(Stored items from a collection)
━━━━━━━━━━━━━━━━━━━━━━━━━━━━━━

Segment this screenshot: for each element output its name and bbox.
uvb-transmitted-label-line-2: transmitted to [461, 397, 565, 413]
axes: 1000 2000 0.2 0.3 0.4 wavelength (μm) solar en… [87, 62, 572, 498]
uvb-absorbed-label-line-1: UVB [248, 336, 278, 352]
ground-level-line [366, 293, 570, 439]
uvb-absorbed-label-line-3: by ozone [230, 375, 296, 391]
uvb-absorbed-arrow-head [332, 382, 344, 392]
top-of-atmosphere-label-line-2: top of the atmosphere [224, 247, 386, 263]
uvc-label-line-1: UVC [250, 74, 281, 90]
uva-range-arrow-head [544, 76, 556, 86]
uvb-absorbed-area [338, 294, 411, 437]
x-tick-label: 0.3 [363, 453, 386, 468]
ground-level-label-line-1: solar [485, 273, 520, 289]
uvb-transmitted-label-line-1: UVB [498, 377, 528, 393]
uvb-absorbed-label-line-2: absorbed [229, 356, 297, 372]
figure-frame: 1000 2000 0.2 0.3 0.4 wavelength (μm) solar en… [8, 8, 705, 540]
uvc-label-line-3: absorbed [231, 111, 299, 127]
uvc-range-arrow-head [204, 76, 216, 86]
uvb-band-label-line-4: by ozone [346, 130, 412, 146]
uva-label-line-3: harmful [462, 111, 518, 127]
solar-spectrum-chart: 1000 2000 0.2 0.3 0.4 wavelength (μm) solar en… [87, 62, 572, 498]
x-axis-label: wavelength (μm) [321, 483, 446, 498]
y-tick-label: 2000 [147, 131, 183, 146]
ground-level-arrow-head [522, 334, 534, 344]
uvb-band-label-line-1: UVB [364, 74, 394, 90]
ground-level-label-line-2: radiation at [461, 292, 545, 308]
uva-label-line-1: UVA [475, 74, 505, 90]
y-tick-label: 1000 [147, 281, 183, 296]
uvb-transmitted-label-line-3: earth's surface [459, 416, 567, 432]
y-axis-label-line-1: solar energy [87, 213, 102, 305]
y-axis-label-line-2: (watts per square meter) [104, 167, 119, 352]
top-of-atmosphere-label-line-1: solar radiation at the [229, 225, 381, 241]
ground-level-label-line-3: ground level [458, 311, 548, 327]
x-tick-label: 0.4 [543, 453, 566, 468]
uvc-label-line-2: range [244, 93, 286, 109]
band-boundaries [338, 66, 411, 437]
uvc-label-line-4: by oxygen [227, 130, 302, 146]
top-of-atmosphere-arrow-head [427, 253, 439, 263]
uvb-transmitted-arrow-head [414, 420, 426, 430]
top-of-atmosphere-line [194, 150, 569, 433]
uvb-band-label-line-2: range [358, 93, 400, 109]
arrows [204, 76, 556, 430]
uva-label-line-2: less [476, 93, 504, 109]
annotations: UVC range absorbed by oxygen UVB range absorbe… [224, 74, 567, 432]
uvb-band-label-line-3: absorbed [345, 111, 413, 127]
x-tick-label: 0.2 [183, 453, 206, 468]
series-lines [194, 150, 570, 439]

━━━━━━━━━━━━━━━━━━━━━━━━━━━━━━

▶ Directive
List every line of the entries above that contains the word "absorbed". Case counts.

▶ Result for this exercise
uvb-absorbed-label-line-1: UVB [248, 336, 278, 352]
uvb-absorbed-label-line-3: by ozone [230, 375, 296, 391]
uvb-absorbed-arrow-head [332, 382, 344, 392]
uvb-absorbed-area [338, 294, 411, 437]
uvb-absorbed-label-line-2: absorbed [229, 356, 297, 372]
uvc-label-line-3: absorbed [231, 111, 299, 127]
annotations: UVC range absorbed by oxygen UVB range absorbe… [224, 74, 567, 432]
uvb-band-label-line-3: absorbed [345, 111, 413, 127]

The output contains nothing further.